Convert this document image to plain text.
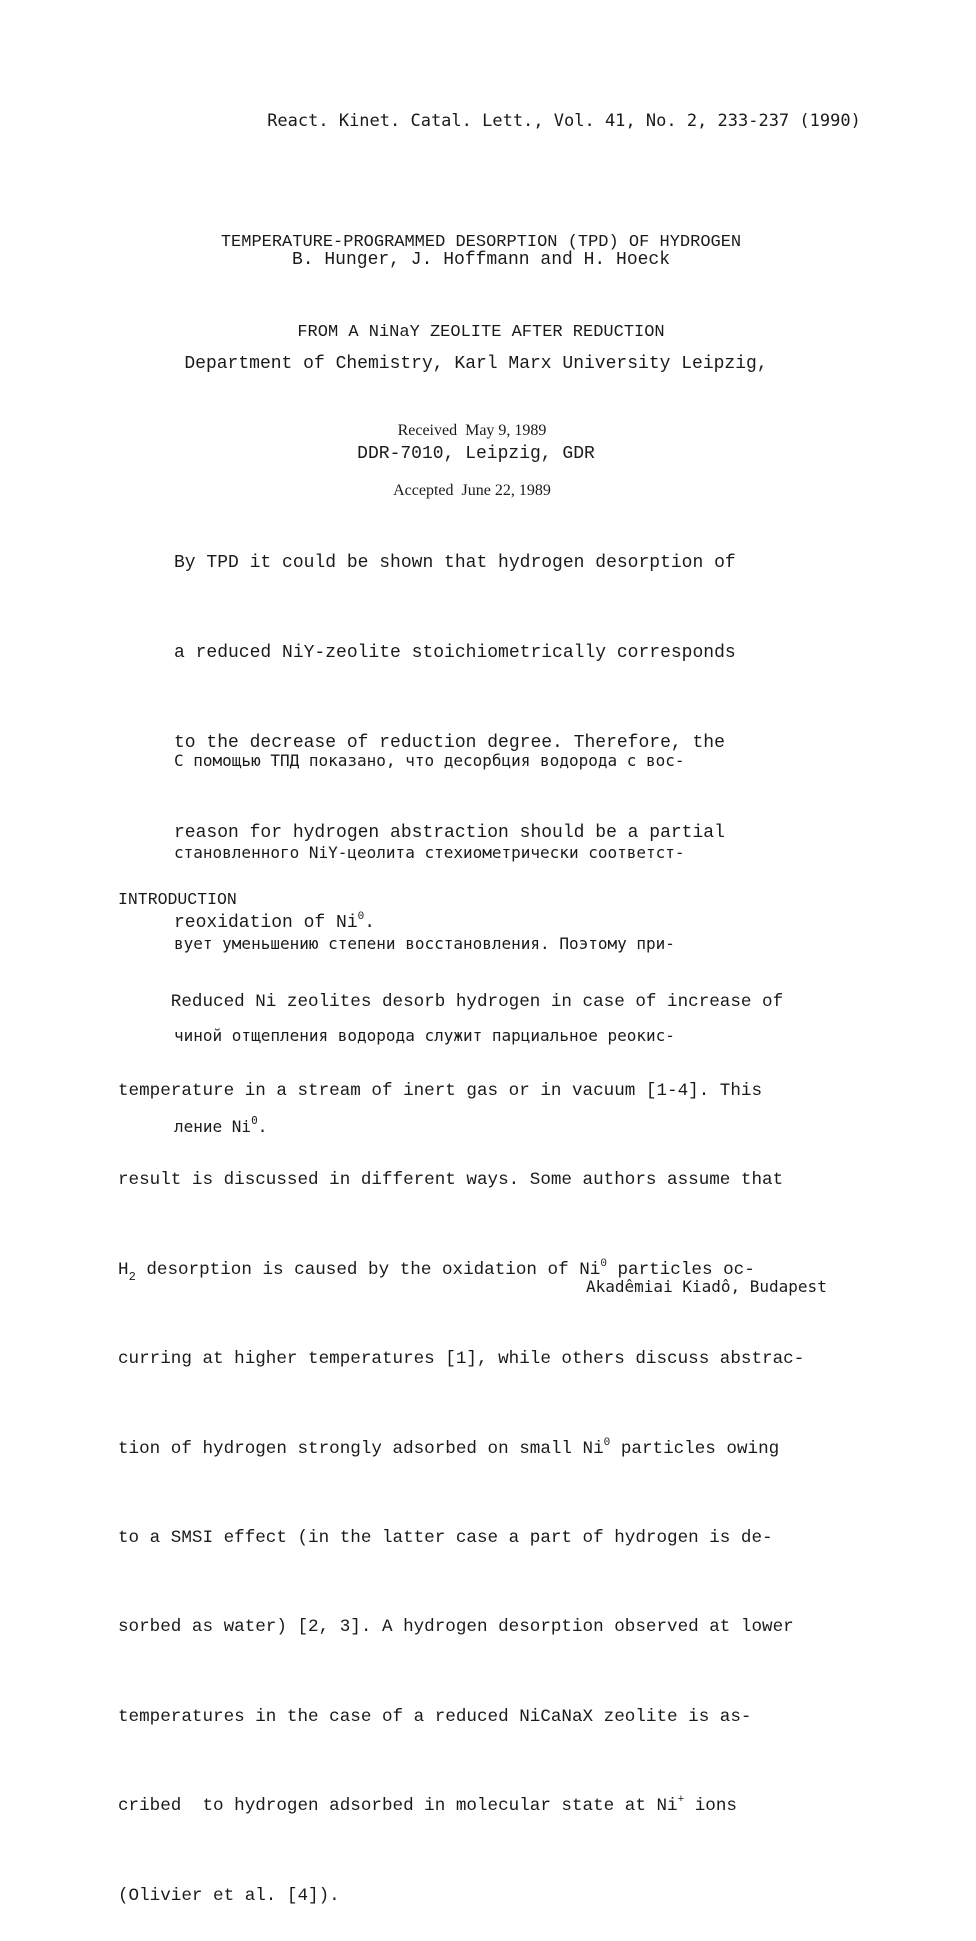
React. Kinet. Catal. Lett., Vol. 41, No. 2, 233-237 (1990)

TEMPERATURE-PROGRAMMED DESORPTION (TPD) OF HYDROGEN

FROM A NiNaY ZEOLITE AFTER REDUCTION

B. Hunger, J. Hoffmann and H. Hoeck

Department of Chemistry, Karl Marx University Leipzig,

DDR-7010, Leipzig, GDR

Received  May 9, 1989

Accepted  June 22, 1989

By TPD it could be shown that hydrogen desorption of

a reduced NiY-zeolite stoichiometrically corresponds

to the decrease of reduction degree. Therefore, the

reason for hydrogen abstraction should be a partial

reoxidation of Ni$^0$.

С помощью ТПД показано, что десорбция водорода с вос-

становленного NiY-цеолита стехиометрически соответст-

вует уменьшению степени восстановления. Поэтому при-

чиной отщепления водорода служит парциальное реокис-

ление Ni$^0$.

INTRODUCTION

Reduced Ni zeolites desorb hydrogen in case of increase of

temperature in a stream of inert gas or in vacuum [1-4]. This

result is discussed in different ways. Some authors assume that

$H_2$ desorption is caused by the oxidation of Ni$^0$ particles oc-

curring at higher temperatures [1], while others discuss abstrac-

tion of hydrogen strongly adsorbed on small Ni$^0$ particles owing

to a SMSI effect (in the latter case a part of hydrogen is de-

sorbed as water) [2, 3]. A hydrogen desorption observed at lower

temperatures in the case of a reduced NiCaNaX zeolite is as-

cribed  to hydrogen adsorbed in molecular state at Ni+ ions

(Olivier et al. [4]).

Akadêmiai Kiadô, Budapest
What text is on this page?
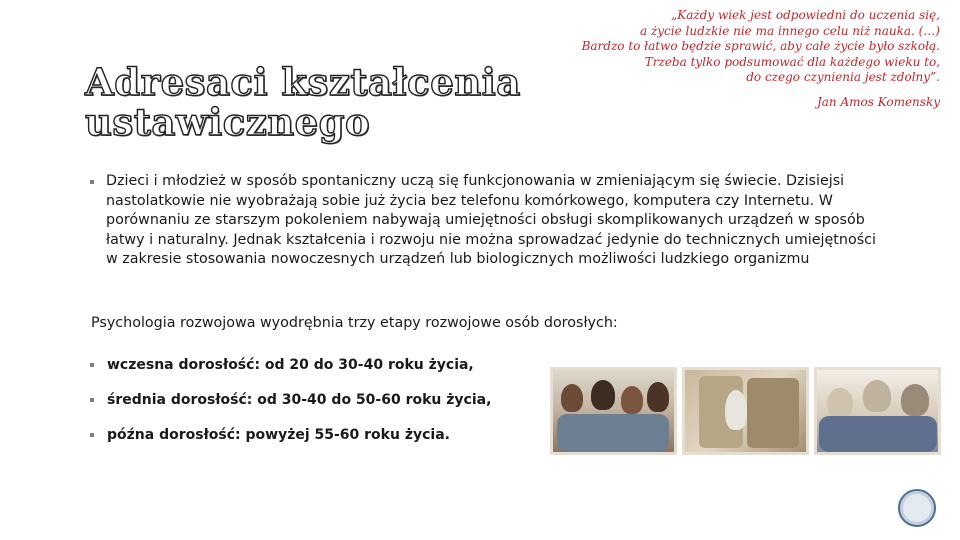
Adresaci kształcenia ustawicznego
„Każdy wiek jest odpowiedni do uczenia się,
a życie ludzkie nie ma innego celu niż nauka. (…)
Bardzo to łatwo będzie sprawić, aby całe życie było szkołą.
Trzeba tylko podsumować dla każdego wieku to,
do czego czynienia jest zdolny”.
Jan Amos Komensky
Dzieci i młodzież w sposób spontaniczny uczą się funkcjonowania w zmieniającym się świecie. Dzisiejsi nastolatkowie nie wyobrażają sobie już życia bez telefonu komórkowego, komputera czy Internetu. W porównaniu ze starszym pokoleniem nabywają umiejętności obsługi skomplikowanych urządzeń w sposób łatwy i naturalny. Jednak kształcenia i rozwoju nie można sprowadzać jedynie do technicznych umiejętności w zakresie stosowania nowoczesnych urządzeń lub biologicznych możliwości ludzkiego organizmu
Psychologia rozwojowa wyodrębnia trzy etapy rozwojowe osób dorosłych:
wczesna dorosłość: od 20 do 30-40 roku życia,
średnia dorosłość: od 30-40 do 50-60 roku życia,
późna dorosłość: powyżej 55-60 roku życia.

────────

Tally the lines above containing "jest". Answer with the count only.

2